Required task = Exactly as written, print each record in the listing.

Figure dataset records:
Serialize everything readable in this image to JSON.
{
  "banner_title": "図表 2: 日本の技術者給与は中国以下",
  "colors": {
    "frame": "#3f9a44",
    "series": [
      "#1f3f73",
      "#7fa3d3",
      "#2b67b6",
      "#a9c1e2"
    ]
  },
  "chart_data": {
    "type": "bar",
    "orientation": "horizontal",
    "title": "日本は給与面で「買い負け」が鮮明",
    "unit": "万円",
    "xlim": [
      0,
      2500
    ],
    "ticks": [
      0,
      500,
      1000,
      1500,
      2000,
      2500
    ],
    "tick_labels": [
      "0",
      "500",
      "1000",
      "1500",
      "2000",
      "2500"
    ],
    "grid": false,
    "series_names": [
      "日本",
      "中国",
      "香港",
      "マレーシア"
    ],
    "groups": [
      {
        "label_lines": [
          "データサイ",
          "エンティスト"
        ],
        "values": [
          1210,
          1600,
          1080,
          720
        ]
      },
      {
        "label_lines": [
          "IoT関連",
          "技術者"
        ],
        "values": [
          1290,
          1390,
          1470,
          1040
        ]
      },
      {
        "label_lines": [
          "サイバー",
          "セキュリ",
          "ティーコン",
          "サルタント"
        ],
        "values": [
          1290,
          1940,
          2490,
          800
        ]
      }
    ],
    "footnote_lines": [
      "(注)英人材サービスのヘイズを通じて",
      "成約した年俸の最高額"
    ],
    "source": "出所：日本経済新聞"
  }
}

Exercise response =
Serialize everything readable in this image to JSON.
{
  "banner_title": "図表 2: 日本の技術者給与は中国以下",
  "colors": {
    "frame": "#3f9a44",
    "series": [
      "#1f3f73",
      "#7fa3d3",
      "#2b67b6",
      "#a9c1e2"
    ]
  },
  "chart_data": {
    "type": "bar",
    "orientation": "horizontal",
    "title": "日本は給与面で「買い負け」が鮮明",
    "unit": "万円",
    "xlim": [
      0,
      2500
    ],
    "ticks": [
      0,
      500,
      1000,
      1500,
      2000,
      2500
    ],
    "tick_labels": [
      "0",
      "500",
      "1000",
      "1500",
      "2000",
      "2500"
    ],
    "grid": false,
    "series_names": [
      "日本",
      "中国",
      "香港",
      "マレーシア"
    ],
    "groups": [
      {
        "label_lines": [
          "データサイ",
          "エンティスト"
        ],
        "values": [
          1210,
          1600,
          1080,
          720
        ]
      },
      {
        "label_lines": [
          "IoT関連",
          "技術者"
        ],
        "values": [
          1290,
          1390,
          1470,
          1040
        ]
      },
      {
        "label_lines": [
          "サイバー",
          "セキュリ",
          "ティーコン",
          "サルタント"
        ],
        "values": [
          1290,
          1940,
          2490,
          800
        ]
      }
    ],
    "footnote_lines": [
      "(注)英人材サービスのヘイズを通じて",
      "成約した年俸の最高額"
    ],
    "source": "出所：日本経済新聞"
  }
}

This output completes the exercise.